Determine the number of lines where "κάτω" occurs and reply with that number by itself.

— start DATA RECORDS —

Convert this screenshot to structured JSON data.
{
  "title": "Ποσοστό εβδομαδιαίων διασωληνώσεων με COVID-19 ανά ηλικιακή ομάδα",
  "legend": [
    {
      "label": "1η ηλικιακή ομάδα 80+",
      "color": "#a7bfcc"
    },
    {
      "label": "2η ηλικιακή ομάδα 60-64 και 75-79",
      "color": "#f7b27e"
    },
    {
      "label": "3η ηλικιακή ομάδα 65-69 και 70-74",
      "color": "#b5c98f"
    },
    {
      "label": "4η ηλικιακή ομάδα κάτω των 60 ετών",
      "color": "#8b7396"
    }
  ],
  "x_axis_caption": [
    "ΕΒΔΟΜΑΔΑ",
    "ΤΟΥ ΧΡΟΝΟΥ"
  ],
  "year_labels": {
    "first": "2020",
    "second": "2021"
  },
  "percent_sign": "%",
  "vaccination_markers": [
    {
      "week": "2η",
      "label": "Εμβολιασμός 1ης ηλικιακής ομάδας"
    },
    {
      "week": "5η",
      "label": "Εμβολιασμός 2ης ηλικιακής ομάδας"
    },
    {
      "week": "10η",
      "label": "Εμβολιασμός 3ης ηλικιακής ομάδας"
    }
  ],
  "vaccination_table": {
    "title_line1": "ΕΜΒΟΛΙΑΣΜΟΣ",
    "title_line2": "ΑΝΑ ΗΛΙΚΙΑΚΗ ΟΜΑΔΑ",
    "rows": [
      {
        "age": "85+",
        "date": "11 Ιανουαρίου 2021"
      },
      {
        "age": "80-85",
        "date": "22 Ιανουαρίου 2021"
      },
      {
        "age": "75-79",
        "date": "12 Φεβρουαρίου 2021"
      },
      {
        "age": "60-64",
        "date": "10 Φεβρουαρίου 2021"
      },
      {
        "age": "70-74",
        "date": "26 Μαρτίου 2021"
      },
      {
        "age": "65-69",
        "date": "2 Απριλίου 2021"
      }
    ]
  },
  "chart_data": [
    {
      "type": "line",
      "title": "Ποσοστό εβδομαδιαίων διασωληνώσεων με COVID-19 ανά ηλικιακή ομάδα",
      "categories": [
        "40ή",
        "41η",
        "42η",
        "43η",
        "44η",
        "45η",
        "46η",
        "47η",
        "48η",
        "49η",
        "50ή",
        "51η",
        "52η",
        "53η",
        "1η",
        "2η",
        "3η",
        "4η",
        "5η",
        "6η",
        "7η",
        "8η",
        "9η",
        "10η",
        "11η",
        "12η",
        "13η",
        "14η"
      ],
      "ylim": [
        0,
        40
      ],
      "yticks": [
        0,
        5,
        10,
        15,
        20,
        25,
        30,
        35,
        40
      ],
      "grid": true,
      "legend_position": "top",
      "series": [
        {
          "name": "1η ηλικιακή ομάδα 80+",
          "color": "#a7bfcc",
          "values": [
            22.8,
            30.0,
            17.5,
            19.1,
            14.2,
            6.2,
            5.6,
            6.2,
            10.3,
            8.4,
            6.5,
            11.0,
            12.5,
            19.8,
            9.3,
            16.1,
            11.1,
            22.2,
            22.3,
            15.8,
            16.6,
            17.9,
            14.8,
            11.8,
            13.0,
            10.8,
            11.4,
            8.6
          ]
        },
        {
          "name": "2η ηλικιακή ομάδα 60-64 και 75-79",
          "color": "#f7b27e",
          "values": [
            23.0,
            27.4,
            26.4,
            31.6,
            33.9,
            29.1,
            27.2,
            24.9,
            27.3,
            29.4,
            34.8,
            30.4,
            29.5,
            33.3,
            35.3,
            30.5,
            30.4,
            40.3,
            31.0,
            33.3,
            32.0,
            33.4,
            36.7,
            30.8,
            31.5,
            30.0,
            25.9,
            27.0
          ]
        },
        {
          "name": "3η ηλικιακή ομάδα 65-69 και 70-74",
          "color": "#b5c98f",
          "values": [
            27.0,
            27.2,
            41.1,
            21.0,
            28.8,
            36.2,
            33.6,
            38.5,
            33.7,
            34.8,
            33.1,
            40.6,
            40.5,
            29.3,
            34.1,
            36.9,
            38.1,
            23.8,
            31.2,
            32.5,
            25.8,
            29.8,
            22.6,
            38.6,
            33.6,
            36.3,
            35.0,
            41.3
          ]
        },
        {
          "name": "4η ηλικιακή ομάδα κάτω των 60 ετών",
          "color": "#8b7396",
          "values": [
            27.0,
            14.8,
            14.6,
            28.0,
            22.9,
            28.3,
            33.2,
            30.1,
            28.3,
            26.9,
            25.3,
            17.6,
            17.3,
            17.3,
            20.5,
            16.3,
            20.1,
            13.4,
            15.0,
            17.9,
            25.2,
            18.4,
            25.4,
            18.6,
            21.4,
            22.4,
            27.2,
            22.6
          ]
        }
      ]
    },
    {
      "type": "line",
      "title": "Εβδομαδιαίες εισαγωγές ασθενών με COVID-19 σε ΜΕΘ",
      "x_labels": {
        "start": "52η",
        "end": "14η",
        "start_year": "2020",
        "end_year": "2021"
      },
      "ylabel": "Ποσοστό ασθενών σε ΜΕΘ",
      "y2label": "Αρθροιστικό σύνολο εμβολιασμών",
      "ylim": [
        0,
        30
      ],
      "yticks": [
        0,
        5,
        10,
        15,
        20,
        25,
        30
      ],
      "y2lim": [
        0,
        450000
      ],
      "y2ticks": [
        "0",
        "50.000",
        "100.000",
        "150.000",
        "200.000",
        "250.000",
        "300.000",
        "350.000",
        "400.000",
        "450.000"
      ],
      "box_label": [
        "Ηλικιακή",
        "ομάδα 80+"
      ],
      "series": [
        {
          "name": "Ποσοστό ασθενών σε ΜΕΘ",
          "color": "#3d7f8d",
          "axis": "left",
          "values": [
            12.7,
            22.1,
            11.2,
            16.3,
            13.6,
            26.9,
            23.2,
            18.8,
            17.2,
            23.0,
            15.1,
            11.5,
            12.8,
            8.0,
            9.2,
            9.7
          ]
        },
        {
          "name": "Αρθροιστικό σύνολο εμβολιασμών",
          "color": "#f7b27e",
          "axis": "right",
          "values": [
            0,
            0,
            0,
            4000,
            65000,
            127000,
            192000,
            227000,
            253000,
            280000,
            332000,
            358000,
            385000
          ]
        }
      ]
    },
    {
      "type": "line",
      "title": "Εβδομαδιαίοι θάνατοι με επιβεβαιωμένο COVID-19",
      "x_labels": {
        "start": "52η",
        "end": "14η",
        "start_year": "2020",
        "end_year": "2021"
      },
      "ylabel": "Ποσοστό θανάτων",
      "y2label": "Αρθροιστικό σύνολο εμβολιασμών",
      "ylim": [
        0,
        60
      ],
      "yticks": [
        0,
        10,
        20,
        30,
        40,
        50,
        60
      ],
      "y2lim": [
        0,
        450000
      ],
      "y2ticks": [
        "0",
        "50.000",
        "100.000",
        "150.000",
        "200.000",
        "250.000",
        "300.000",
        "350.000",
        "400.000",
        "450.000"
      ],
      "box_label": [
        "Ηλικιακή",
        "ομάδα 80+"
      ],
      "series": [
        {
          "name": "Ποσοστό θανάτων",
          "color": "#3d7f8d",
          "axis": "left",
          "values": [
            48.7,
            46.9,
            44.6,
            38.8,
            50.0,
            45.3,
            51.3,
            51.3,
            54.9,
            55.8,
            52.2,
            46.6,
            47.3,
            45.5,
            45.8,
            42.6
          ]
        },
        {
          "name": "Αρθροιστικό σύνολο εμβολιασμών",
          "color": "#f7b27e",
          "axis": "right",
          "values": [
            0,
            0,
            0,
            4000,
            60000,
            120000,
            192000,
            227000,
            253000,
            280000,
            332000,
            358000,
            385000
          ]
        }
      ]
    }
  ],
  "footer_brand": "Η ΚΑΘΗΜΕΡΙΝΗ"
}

— end DATA RECORDS —

> _FINAL ANSWER_: 2